◆ **YOUR GOAL**: Write the data below out exactly as it stands. Do not include the pictures.

- - -

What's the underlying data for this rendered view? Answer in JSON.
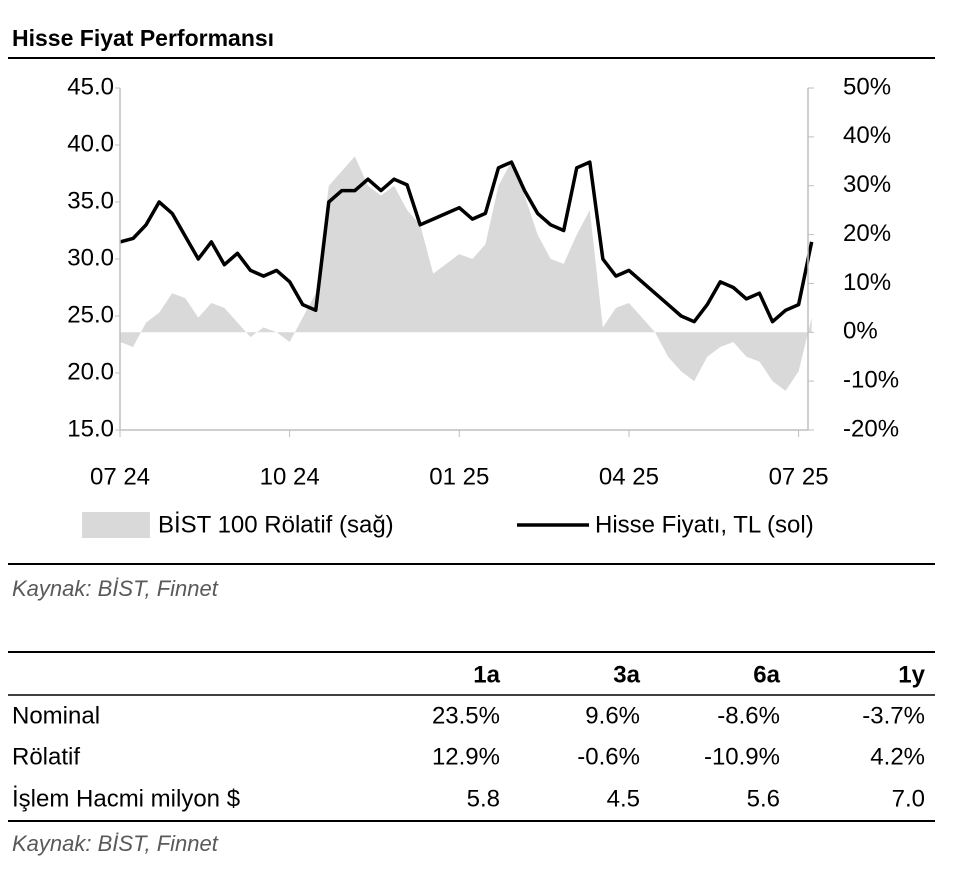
{
  "chart_data": {
    "type": "line",
    "title": "Hisse Fiyat Performansı",
    "categories": [
      "07 24",
      null,
      null,
      null,
      null,
      null,
      null,
      null,
      null,
      null,
      null,
      null,
      null,
      "10 24",
      null,
      null,
      null,
      null,
      null,
      null,
      null,
      null,
      null,
      null,
      null,
      null,
      "01 25",
      null,
      null,
      null,
      null,
      null,
      null,
      null,
      null,
      null,
      null,
      null,
      null,
      "04 25",
      null,
      null,
      null,
      null,
      null,
      null,
      null,
      null,
      null,
      null,
      null,
      null,
      "07 25",
      null
    ],
    "series": [
      {
        "name": "BİST 100 Rölatif (sağ)",
        "kind": "area",
        "color": "#d9d9d9",
        "axis": "y2",
        "values": [
          -2,
          -3,
          2,
          4,
          8,
          7,
          3,
          6,
          5,
          2,
          -1,
          1,
          0,
          -2,
          3,
          8,
          30,
          33,
          36,
          30,
          28,
          30,
          25,
          22,
          12,
          14,
          16,
          15,
          18,
          30,
          35,
          28,
          20,
          15,
          14,
          20,
          25,
          1,
          5,
          6,
          3,
          0,
          -5,
          -8,
          -10,
          -5,
          -3,
          -2,
          -5,
          -6,
          -10,
          -12,
          -8,
          3
        ]
      },
      {
        "name": "Hisse Fiyatı, TL (sol)",
        "kind": "line",
        "color": "#000000",
        "values": [
          31.5,
          31.8,
          33,
          35,
          34,
          32,
          30,
          31.5,
          29.5,
          30.5,
          29,
          28.5,
          29,
          28,
          26,
          25.5,
          35,
          36,
          36,
          37,
          36,
          37,
          36.5,
          33,
          33.5,
          34,
          34.5,
          33.5,
          34,
          38,
          38.5,
          36,
          34,
          33,
          32.5,
          38,
          38.5,
          30,
          28.5,
          29,
          28,
          27,
          26,
          25,
          24.5,
          26,
          28,
          27.5,
          26.5,
          27,
          24.5,
          25.5,
          26,
          31.5
        ]
      }
    ],
    "ylim": [
      15,
      45
    ],
    "yticks": [
      {
        "value": 15,
        "label": "15.0"
      },
      {
        "value": 20,
        "label": "20.0"
      },
      {
        "value": 25,
        "label": "25.0"
      },
      {
        "value": 30,
        "label": "30.0"
      },
      {
        "value": 35,
        "label": "35.0"
      },
      {
        "value": 40,
        "label": "40.0"
      },
      {
        "value": 45,
        "label": "45.0"
      }
    ],
    "y2lim": [
      -20,
      50
    ],
    "y2ticks": [
      {
        "value": -20,
        "label": "-20%"
      },
      {
        "value": -10,
        "label": "-10%"
      },
      {
        "value": 0,
        "label": "0%"
      },
      {
        "value": 10,
        "label": "10%"
      },
      {
        "value": 20,
        "label": "20%"
      },
      {
        "value": 30,
        "label": "30%"
      },
      {
        "value": 40,
        "label": "40%"
      },
      {
        "value": 50,
        "label": "50%"
      }
    ],
    "grid": false,
    "legend": "bottom",
    "source": "Kaynak: BİST, Finnet"
  },
  "table": {
    "columns": [
      "1a",
      "3a",
      "6a",
      "1y"
    ],
    "rows": [
      [
        "Nominal",
        "23.5%",
        "9.6%",
        "-8.6%",
        "-3.7%"
      ],
      [
        "Rölatif",
        "12.9%",
        "-0.6%",
        "-10.9%",
        "4.2%"
      ],
      [
        "İşlem Hacmi milyon $",
        "5.8",
        "4.5",
        "5.6",
        "7.0"
      ]
    ],
    "source": "Kaynak: BİST, Finnet"
  }
}
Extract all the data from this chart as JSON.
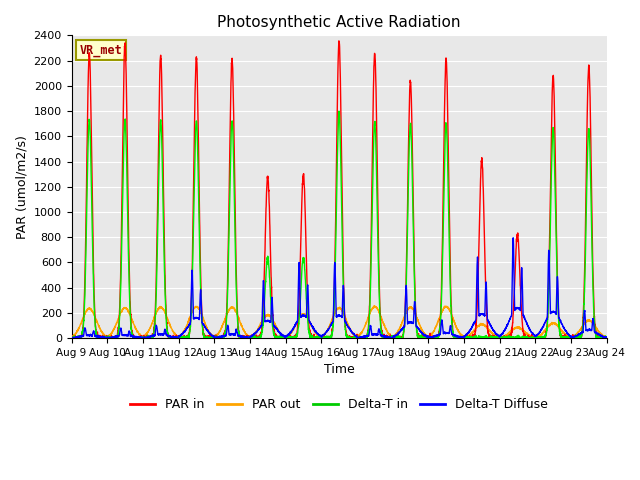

- - -

◆ **RESULT OF THE EXERCISE**:
What's the underlying data for this rendered view? Answer in JSON.
{
  "chart_data": {
    "type": "line",
    "title": "Hisse Fiyat Performansı",
    "categories": [
      "07 24",
      null,
      null,
      null,
      null,
      null,
      null,
      null,
      null,
      null,
      null,
      null,
      null,
      "10 24",
      null,
      null,
      null,
      null,
      null,
      null,
      null,
      null,
      null,
      null,
      null,
      null,
      "01 25",
      null,
      null,
      null,
      null,
      null,
      null,
      null,
      null,
      null,
      null,
      null,
      null,
      "04 25",
      null,
      null,
      null,
      null,
      null,
      null,
      null,
      null,
      null,
      null,
      null,
      null,
      "07 25",
      null
    ],
    "series": [
      {
        "name": "BİST 100 Rölatif (sağ)",
        "kind": "area",
        "color": "#d9d9d9",
        "axis": "y2",
        "values": [
          -2,
          -3,
          2,
          4,
          8,
          7,
          3,
          6,
          5,
          2,
          -1,
          1,
          0,
          -2,
          3,
          8,
          30,
          33,
          36,
          30,
          28,
          30,
          25,
          22,
          12,
          14,
          16,
          15,
          18,
          30,
          35,
          28,
          20,
          15,
          14,
          20,
          25,
          1,
          5,
          6,
          3,
          0,
          -5,
          -8,
          -10,
          -5,
          -3,
          -2,
          -5,
          -6,
          -10,
          -12,
          -8,
          3
        ]
      },
      {
        "name": "Hisse Fiyatı, TL (sol)",
        "kind": "line",
        "color": "#000000",
        "values": [
          31.5,
          31.8,
          33,
          35,
          34,
          32,
          30,
          31.5,
          29.5,
          30.5,
          29,
          28.5,
          29,
          28,
          26,
          25.5,
          35,
          36,
          36,
          37,
          36,
          37,
          36.5,
          33,
          33.5,
          34,
          34.5,
          33.5,
          34,
          38,
          38.5,
          36,
          34,
          33,
          32.5,
          38,
          38.5,
          30,
          28.5,
          29,
          28,
          27,
          26,
          25,
          24.5,
          26,
          28,
          27.5,
          26.5,
          27,
          24.5,
          25.5,
          26,
          31.5
        ]
      }
    ],
    "ylim": [
      15,
      45
    ],
    "yticks": [
      {
        "value": 15,
        "label": "15.0"
      },
      {
        "value": 20,
        "label": "20.0"
      },
      {
        "value": 25,
        "label": "25.0"
      },
      {
        "value": 30,
        "label": "30.0"
      },
      {
        "value": 35,
        "label": "35.0"
      },
      {
        "value": 40,
        "label": "40.0"
      },
      {
        "value": 45,
        "label": "45.0"
      }
    ],
    "y2lim": [
      -20,
      50
    ],
    "y2ticks": [
      {
        "value": -20,
        "label": "-20%"
      },
      {
        "value": -10,
        "label": "-10%"
      },
      {
        "value": 0,
        "label": "0%"
      },
      {
        "value": 10,
        "label": "10%"
      },
      {
        "value": 20,
        "label": "20%"
      },
      {
        "value": 30,
        "label": "30%"
      },
      {
        "value": 40,
        "label": "40%"
      },
      {
        "value": 50,
        "label": "50%"
      }
    ],
    "grid": false,
    "legend": "bottom",
    "source": "Kaynak: BİST, Finnet"
  },
  "table": {
    "columns": [
      "1a",
      "3a",
      "6a",
      "1y"
    ],
    "rows": [
      [
        "Nominal",
        "23.5%",
        "9.6%",
        "-8.6%",
        "-3.7%"
      ],
      [
        "Rölatif",
        "12.9%",
        "-0.6%",
        "-10.9%",
        "4.2%"
      ],
      [
        "İşlem Hacmi milyon $",
        "5.8",
        "4.5",
        "5.6",
        "7.0"
      ]
    ],
    "source": "Kaynak: BİST, Finnet"
  }
}
Extract all the data from this chart as JSON.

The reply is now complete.